Problem requirements: In the records below, find each line with the word "выставления" and copy it.
--- Items ---
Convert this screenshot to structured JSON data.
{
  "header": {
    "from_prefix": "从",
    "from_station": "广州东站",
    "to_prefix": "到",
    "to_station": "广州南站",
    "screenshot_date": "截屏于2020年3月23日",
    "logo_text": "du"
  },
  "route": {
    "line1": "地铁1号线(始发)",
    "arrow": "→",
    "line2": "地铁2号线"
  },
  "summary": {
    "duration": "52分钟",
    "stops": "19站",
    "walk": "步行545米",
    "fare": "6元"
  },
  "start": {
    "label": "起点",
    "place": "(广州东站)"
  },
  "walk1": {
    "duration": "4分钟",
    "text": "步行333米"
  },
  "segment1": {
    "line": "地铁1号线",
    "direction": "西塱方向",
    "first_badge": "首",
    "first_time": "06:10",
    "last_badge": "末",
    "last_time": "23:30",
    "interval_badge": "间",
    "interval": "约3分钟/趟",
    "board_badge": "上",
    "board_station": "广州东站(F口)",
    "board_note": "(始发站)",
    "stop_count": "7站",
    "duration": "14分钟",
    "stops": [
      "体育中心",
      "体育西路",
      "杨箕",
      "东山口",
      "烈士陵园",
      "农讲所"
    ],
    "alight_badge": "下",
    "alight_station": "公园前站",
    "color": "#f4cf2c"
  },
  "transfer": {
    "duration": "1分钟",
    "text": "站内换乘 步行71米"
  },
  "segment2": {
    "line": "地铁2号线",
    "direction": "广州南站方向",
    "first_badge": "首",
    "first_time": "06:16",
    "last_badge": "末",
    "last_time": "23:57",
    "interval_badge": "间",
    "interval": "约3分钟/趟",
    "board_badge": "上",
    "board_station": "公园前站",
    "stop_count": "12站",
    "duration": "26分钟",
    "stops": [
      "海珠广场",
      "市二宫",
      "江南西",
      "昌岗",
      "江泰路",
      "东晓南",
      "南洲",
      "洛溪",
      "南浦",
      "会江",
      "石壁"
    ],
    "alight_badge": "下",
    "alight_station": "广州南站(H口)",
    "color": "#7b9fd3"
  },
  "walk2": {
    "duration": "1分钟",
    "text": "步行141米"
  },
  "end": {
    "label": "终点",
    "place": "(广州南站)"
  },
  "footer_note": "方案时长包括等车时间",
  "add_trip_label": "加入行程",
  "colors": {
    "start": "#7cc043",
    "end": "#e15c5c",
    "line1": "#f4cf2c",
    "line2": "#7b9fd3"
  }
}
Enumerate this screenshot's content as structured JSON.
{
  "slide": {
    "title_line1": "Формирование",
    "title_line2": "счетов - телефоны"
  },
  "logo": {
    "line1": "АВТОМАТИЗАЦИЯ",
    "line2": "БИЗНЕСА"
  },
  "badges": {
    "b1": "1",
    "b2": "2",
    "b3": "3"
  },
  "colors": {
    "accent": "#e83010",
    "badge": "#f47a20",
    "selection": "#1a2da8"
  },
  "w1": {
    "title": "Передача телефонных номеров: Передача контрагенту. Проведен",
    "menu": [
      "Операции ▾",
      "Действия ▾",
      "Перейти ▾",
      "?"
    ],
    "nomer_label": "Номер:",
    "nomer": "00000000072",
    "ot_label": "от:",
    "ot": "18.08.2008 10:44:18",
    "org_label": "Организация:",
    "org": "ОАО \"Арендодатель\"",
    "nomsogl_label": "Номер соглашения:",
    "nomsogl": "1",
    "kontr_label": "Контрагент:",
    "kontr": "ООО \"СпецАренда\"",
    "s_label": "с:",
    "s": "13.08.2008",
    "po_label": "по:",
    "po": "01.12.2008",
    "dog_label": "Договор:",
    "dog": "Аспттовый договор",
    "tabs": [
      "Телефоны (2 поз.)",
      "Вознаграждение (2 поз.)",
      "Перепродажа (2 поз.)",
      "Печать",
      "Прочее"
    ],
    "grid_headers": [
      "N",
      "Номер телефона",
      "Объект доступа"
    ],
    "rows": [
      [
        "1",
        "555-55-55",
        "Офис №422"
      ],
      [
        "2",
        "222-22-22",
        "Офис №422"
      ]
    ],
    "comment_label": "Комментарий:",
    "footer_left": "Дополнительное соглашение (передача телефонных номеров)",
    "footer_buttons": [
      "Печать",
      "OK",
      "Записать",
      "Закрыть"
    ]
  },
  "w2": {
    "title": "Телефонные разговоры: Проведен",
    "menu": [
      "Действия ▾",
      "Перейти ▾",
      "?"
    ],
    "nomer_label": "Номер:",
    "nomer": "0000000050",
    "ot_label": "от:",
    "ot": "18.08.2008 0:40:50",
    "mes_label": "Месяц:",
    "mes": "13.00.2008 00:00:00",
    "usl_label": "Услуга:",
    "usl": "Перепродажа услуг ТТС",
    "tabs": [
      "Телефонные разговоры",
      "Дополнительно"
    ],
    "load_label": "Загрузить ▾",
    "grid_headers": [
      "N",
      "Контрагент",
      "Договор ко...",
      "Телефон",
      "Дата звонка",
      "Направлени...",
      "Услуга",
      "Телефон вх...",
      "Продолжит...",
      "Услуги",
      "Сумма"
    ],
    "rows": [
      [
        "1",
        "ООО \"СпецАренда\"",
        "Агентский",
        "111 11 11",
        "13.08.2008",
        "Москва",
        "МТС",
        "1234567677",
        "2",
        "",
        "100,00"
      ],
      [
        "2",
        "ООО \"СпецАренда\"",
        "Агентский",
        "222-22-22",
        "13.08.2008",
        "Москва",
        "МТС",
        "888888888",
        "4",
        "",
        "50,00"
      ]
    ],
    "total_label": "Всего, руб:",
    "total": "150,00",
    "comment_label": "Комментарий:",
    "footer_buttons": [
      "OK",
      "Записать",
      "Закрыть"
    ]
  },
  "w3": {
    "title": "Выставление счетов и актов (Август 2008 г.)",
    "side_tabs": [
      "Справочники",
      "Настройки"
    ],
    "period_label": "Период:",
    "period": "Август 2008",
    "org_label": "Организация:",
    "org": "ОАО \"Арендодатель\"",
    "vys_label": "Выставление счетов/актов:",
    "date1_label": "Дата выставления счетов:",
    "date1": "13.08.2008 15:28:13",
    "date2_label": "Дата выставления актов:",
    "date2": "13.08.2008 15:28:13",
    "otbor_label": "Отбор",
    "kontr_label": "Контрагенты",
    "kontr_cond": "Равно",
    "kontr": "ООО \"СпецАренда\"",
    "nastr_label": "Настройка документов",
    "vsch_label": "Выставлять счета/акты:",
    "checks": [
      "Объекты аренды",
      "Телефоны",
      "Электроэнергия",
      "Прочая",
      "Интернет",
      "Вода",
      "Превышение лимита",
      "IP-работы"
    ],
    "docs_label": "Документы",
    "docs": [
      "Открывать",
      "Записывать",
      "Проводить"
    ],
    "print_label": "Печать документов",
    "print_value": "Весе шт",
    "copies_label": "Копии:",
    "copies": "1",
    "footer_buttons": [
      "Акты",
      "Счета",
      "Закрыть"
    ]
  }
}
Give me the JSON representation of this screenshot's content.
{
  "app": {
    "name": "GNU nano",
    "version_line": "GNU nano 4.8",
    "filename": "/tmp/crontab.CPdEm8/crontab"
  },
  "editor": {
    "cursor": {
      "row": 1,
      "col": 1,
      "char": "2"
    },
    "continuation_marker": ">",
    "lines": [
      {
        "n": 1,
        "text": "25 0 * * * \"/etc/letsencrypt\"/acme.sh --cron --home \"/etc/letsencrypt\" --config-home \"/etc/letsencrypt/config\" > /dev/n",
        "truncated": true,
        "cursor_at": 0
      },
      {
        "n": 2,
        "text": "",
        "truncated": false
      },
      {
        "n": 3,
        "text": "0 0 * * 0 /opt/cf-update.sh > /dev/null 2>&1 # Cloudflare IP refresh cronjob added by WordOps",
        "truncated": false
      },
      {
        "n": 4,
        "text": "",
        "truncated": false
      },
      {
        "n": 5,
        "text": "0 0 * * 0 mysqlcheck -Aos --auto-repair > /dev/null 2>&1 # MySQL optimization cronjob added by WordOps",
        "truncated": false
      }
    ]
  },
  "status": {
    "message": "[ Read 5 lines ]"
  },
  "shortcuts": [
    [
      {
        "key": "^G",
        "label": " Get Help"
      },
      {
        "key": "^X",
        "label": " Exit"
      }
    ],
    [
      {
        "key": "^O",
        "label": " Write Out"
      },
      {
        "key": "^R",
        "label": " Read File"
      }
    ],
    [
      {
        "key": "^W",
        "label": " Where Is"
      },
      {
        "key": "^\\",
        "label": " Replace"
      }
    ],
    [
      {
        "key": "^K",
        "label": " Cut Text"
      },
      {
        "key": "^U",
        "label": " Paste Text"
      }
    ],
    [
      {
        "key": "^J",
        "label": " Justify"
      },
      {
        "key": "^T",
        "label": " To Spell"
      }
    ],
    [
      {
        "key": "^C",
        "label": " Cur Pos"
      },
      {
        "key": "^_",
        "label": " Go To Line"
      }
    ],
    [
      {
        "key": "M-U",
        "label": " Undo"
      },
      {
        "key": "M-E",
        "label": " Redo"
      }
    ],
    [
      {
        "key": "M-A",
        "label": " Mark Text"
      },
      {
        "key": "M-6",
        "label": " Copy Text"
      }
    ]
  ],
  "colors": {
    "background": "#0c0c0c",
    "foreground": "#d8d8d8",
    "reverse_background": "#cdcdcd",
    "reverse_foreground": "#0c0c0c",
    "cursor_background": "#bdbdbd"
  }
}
---
Task result:
    "date1_label": "Дата выставления счетов:",
    "date2_label": "Дата выставления актов:",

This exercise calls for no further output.